**What needs to be done**
Copy every line of the listing below verbatim.

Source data

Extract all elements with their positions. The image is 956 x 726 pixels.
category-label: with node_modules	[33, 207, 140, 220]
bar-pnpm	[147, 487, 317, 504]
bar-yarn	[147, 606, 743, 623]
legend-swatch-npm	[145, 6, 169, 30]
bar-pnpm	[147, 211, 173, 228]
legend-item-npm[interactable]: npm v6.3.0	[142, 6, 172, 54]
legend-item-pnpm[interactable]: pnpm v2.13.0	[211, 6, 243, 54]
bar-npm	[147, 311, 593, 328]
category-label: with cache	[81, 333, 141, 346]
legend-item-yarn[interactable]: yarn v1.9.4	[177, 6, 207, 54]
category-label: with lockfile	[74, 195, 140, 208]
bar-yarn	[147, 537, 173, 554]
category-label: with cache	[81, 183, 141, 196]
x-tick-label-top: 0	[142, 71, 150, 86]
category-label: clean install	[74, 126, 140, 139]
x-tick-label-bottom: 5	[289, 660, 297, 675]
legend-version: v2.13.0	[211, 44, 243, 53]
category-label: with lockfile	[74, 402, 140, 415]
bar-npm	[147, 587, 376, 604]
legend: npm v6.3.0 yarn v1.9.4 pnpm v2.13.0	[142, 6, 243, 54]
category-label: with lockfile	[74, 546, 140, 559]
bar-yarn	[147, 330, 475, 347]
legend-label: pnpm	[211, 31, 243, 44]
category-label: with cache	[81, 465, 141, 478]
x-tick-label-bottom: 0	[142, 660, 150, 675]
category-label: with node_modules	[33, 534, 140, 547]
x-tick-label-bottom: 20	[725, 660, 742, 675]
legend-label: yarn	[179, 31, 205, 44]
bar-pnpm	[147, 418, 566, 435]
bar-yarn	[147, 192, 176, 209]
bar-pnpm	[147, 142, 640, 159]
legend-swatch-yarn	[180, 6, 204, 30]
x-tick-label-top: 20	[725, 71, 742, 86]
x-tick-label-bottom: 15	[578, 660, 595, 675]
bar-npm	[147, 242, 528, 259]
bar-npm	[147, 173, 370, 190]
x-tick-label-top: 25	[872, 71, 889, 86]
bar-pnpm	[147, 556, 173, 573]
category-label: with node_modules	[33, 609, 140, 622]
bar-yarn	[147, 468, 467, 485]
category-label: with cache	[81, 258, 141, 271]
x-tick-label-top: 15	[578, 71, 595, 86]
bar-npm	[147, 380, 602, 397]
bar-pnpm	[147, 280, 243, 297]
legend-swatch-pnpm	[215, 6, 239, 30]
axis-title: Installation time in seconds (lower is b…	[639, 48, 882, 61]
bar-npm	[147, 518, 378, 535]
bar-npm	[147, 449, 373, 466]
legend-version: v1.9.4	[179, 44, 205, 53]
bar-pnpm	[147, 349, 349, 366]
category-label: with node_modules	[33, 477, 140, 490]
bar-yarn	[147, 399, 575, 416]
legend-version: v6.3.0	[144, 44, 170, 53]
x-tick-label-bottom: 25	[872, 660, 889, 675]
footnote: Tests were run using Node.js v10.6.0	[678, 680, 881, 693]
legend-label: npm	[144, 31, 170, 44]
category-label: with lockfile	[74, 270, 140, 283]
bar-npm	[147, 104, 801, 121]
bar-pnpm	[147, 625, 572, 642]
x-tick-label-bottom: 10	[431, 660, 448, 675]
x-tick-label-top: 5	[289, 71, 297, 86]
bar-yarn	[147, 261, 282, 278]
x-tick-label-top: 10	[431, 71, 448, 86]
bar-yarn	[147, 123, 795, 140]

**Exercise response**
Extract all elements with their positions. The image is 956 x 726 pixels.
category-label: with node_modules	[33, 207, 140, 220]
bar-pnpm	[147, 487, 317, 504]
bar-yarn	[147, 606, 743, 623]
legend-swatch-npm	[145, 6, 169, 30]
bar-pnpm	[147, 211, 173, 228]
legend-item-npm[interactable]: npm v6.3.0	[142, 6, 172, 54]
legend-item-pnpm[interactable]: pnpm v2.13.0	[211, 6, 243, 54]
bar-npm	[147, 311, 593, 328]
category-label: with cache	[81, 333, 141, 346]
legend-item-yarn[interactable]: yarn v1.9.4	[177, 6, 207, 54]
category-label: with lockfile	[74, 195, 140, 208]
bar-yarn	[147, 537, 173, 554]
category-label: with cache	[81, 183, 141, 196]
x-tick-label-top: 0	[142, 71, 150, 86]
category-label: clean install	[74, 126, 140, 139]
x-tick-label-bottom: 5	[289, 660, 297, 675]
legend-version: v2.13.0	[211, 44, 243, 53]
category-label: with lockfile	[74, 402, 140, 415]
bar-npm	[147, 587, 376, 604]
legend: npm v6.3.0 yarn v1.9.4 pnpm v2.13.0	[142, 6, 243, 54]
category-label: with lockfile	[74, 546, 140, 559]
bar-yarn	[147, 330, 475, 347]
legend-label: pnpm	[211, 31, 243, 44]
category-label: with cache	[81, 465, 141, 478]
x-tick-label-bottom: 0	[142, 660, 150, 675]
category-label: with node_modules	[33, 534, 140, 547]
x-tick-label-bottom: 20	[725, 660, 742, 675]
legend-label: yarn	[179, 31, 205, 44]
bar-pnpm	[147, 418, 566, 435]
bar-yarn	[147, 192, 176, 209]
bar-pnpm	[147, 142, 640, 159]
legend-swatch-yarn	[180, 6, 204, 30]
x-tick-label-top: 20	[725, 71, 742, 86]
x-tick-label-bottom: 15	[578, 660, 595, 675]
bar-npm	[147, 242, 528, 259]
bar-npm	[147, 173, 370, 190]
x-tick-label-top: 25	[872, 71, 889, 86]
bar-pnpm	[147, 556, 173, 573]
category-label: with node_modules	[33, 609, 140, 622]
bar-yarn	[147, 468, 467, 485]
category-label: with cache	[81, 258, 141, 271]
x-tick-label-top: 15	[578, 71, 595, 86]
bar-npm	[147, 380, 602, 397]
bar-pnpm	[147, 280, 243, 297]
legend-swatch-pnpm	[215, 6, 239, 30]
axis-title: Installation time in seconds (lower is b…	[639, 48, 882, 61]
bar-npm	[147, 518, 378, 535]
bar-npm	[147, 449, 373, 466]
legend-version: v1.9.4	[179, 44, 205, 53]
bar-pnpm	[147, 349, 349, 366]
category-label: with node_modules	[33, 477, 140, 490]
bar-yarn	[147, 399, 575, 416]
legend-version: v6.3.0	[144, 44, 170, 53]
x-tick-label-bottom: 25	[872, 660, 889, 675]
footnote: Tests were run using Node.js v10.6.0	[678, 680, 881, 693]
legend-label: npm	[144, 31, 170, 44]
category-label: with lockfile	[74, 270, 140, 283]
bar-npm	[147, 104, 801, 121]
bar-pnpm	[147, 625, 572, 642]
x-tick-label-bottom: 10	[431, 660, 448, 675]
x-tick-label-top: 5	[289, 71, 297, 86]
bar-yarn	[147, 261, 282, 278]
x-tick-label-top: 10	[431, 71, 448, 86]
bar-yarn	[147, 123, 795, 140]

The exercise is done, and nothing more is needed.